Retype the data that follows line by line, exactly, and leave its pictures out.

########################################

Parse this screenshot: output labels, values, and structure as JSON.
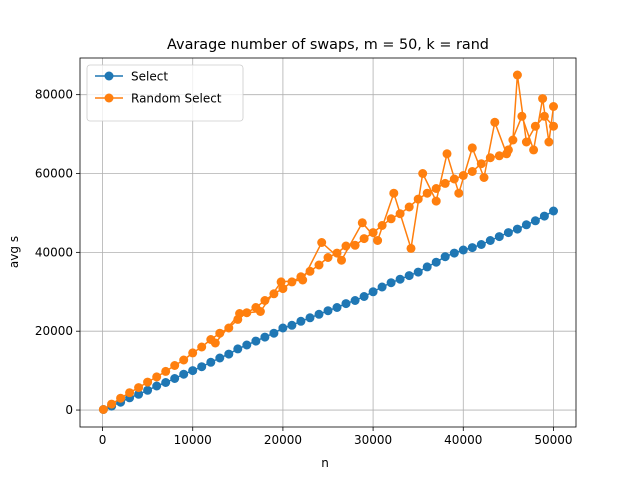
{
  "chart_data": {
    "type": "line",
    "title": "Avarage number of swaps, m = 50, k = rand",
    "xlabel": "n",
    "ylabel": "avg s",
    "xlim": [
      -2500,
      52500
    ],
    "ylim": [
      -4300,
      89300
    ],
    "grid": true,
    "legend_placement": "top-left",
    "x_ticks": [
      0,
      10000,
      20000,
      30000,
      40000,
      50000
    ],
    "x_tick_labels": [
      "0",
      "10000",
      "20000",
      "30000",
      "40000",
      "50000"
    ],
    "y_ticks": [
      0,
      20000,
      40000,
      60000,
      80000
    ],
    "y_tick_labels": [
      "0",
      "20000",
      "40000",
      "60000",
      "80000"
    ],
    "series": [
      {
        "name": "Select",
        "color": "#1f77b4",
        "marker": "circle",
        "x": [
          100,
          1000,
          2000,
          3000,
          4000,
          5000,
          6000,
          7000,
          8000,
          9000,
          10000,
          11000,
          12000,
          13000,
          14000,
          15000,
          16000,
          17000,
          18000,
          19000,
          20000,
          21000,
          22000,
          23000,
          24000,
          25000,
          26000,
          27000,
          28000,
          29000,
          30000,
          31000,
          32000,
          33000,
          34000,
          35000,
          36000,
          37000,
          38000,
          39000,
          40000,
          41000,
          42000,
          43000,
          44000,
          45000,
          46000,
          47000,
          48000,
          49000,
          50000
        ],
        "y": [
          150,
          1000,
          2000,
          3100,
          4000,
          5000,
          6100,
          7000,
          8000,
          9100,
          10000,
          11000,
          12100,
          13200,
          14200,
          15500,
          16500,
          17500,
          18500,
          19500,
          20800,
          21500,
          22500,
          23400,
          24300,
          25200,
          26000,
          27000,
          27800,
          28800,
          30000,
          31200,
          32300,
          33200,
          34100,
          35000,
          36300,
          37500,
          38900,
          39800,
          40600,
          41200,
          42000,
          43000,
          44000,
          45000,
          45900,
          47000,
          48000,
          49200,
          50500
        ]
      },
      {
        "name": "Random Select",
        "color": "#ff7f0e",
        "marker": "circle",
        "x": [
          100,
          1000,
          2000,
          3000,
          4000,
          5000,
          6000,
          7000,
          8000,
          9000,
          10000,
          11000,
          12000,
          13000,
          14000,
          15000,
          16000,
          17000,
          18000,
          19000,
          20000,
          21000,
          22000,
          23000,
          24000,
          25000,
          26000,
          27000,
          28000,
          29000,
          30000,
          31000,
          32000,
          33000,
          34000,
          35000,
          36000,
          37000,
          38000,
          39000,
          40000,
          41000,
          42000,
          43000,
          44000,
          45000,
          45500,
          46000,
          47000,
          48000,
          49000,
          50000
        ],
        "y": [
          150,
          1500,
          3000,
          4400,
          5700,
          7100,
          8400,
          9800,
          11300,
          12700,
          14500,
          16000,
          17900,
          19500,
          20800,
          23000,
          24700,
          26000,
          27800,
          29500,
          30800,
          32500,
          33800,
          35200,
          36800,
          38700,
          39800,
          41600,
          41800,
          43500,
          45000,
          46800,
          48500,
          49800,
          51500,
          53500,
          55000,
          56200,
          57500,
          58600,
          59500,
          60500,
          62500,
          64000,
          64500,
          66000,
          68500,
          85000,
          68000,
          72000,
          74500,
          72000
        ]
      },
      {
        "name": "",
        "color": "#ff7f0e",
        "marker": "circle",
        "x": [
          12500,
          15200,
          17500,
          19800,
          22200,
          24300,
          26500,
          28800,
          30500,
          32300,
          34200,
          35500,
          37000,
          38200,
          39500,
          41000,
          42300,
          43500,
          44800,
          46500,
          47800,
          48800,
          49500,
          50000
        ],
        "y": [
          17000,
          24500,
          25000,
          32500,
          33000,
          42500,
          38000,
          47500,
          43000,
          55000,
          41000,
          60000,
          53000,
          65000,
          55000,
          66500,
          59000,
          73000,
          65000,
          74500,
          66000,
          79000,
          68000,
          77000
        ]
      }
    ]
  }
}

########################################

> **Answer to this task**
Parse this screenshot: output labels, values, and structure as JSON.
{
  "chart_data": {
    "type": "line",
    "title": "Avarage number of swaps, m = 50, k = rand",
    "xlabel": "n",
    "ylabel": "avg s",
    "xlim": [
      -2500,
      52500
    ],
    "ylim": [
      -4300,
      89300
    ],
    "grid": true,
    "legend_placement": "top-left",
    "x_ticks": [
      0,
      10000,
      20000,
      30000,
      40000,
      50000
    ],
    "x_tick_labels": [
      "0",
      "10000",
      "20000",
      "30000",
      "40000",
      "50000"
    ],
    "y_ticks": [
      0,
      20000,
      40000,
      60000,
      80000
    ],
    "y_tick_labels": [
      "0",
      "20000",
      "40000",
      "60000",
      "80000"
    ],
    "series": [
      {
        "name": "Select",
        "color": "#1f77b4",
        "marker": "circle",
        "x": [
          100,
          1000,
          2000,
          3000,
          4000,
          5000,
          6000,
          7000,
          8000,
          9000,
          10000,
          11000,
          12000,
          13000,
          14000,
          15000,
          16000,
          17000,
          18000,
          19000,
          20000,
          21000,
          22000,
          23000,
          24000,
          25000,
          26000,
          27000,
          28000,
          29000,
          30000,
          31000,
          32000,
          33000,
          34000,
          35000,
          36000,
          37000,
          38000,
          39000,
          40000,
          41000,
          42000,
          43000,
          44000,
          45000,
          46000,
          47000,
          48000,
          49000,
          50000
        ],
        "y": [
          150,
          1000,
          2000,
          3100,
          4000,
          5000,
          6100,
          7000,
          8000,
          9100,
          10000,
          11000,
          12100,
          13200,
          14200,
          15500,
          16500,
          17500,
          18500,
          19500,
          20800,
          21500,
          22500,
          23400,
          24300,
          25200,
          26000,
          27000,
          27800,
          28800,
          30000,
          31200,
          32300,
          33200,
          34100,
          35000,
          36300,
          37500,
          38900,
          39800,
          40600,
          41200,
          42000,
          43000,
          44000,
          45000,
          45900,
          47000,
          48000,
          49200,
          50500
        ]
      },
      {
        "name": "Random Select",
        "color": "#ff7f0e",
        "marker": "circle",
        "x": [
          100,
          1000,
          2000,
          3000,
          4000,
          5000,
          6000,
          7000,
          8000,
          9000,
          10000,
          11000,
          12000,
          13000,
          14000,
          15000,
          16000,
          17000,
          18000,
          19000,
          20000,
          21000,
          22000,
          23000,
          24000,
          25000,
          26000,
          27000,
          28000,
          29000,
          30000,
          31000,
          32000,
          33000,
          34000,
          35000,
          36000,
          37000,
          38000,
          39000,
          40000,
          41000,
          42000,
          43000,
          44000,
          45000,
          45500,
          46000,
          47000,
          48000,
          49000,
          50000
        ],
        "y": [
          150,
          1500,
          3000,
          4400,
          5700,
          7100,
          8400,
          9800,
          11300,
          12700,
          14500,
          16000,
          17900,
          19500,
          20800,
          23000,
          24700,
          26000,
          27800,
          29500,
          30800,
          32500,
          33800,
          35200,
          36800,
          38700,
          39800,
          41600,
          41800,
          43500,
          45000,
          46800,
          48500,
          49800,
          51500,
          53500,
          55000,
          56200,
          57500,
          58600,
          59500,
          60500,
          62500,
          64000,
          64500,
          66000,
          68500,
          85000,
          68000,
          72000,
          74500,
          72000
        ]
      },
      {
        "name": "",
        "color": "#ff7f0e",
        "marker": "circle",
        "x": [
          12500,
          15200,
          17500,
          19800,
          22200,
          24300,
          26500,
          28800,
          30500,
          32300,
          34200,
          35500,
          37000,
          38200,
          39500,
          41000,
          42300,
          43500,
          44800,
          46500,
          47800,
          48800,
          49500,
          50000
        ],
        "y": [
          17000,
          24500,
          25000,
          32500,
          33000,
          42500,
          38000,
          47500,
          43000,
          55000,
          41000,
          60000,
          53000,
          65000,
          55000,
          66500,
          59000,
          73000,
          65000,
          74500,
          66000,
          79000,
          68000,
          77000
        ]
      }
    ]
  }
}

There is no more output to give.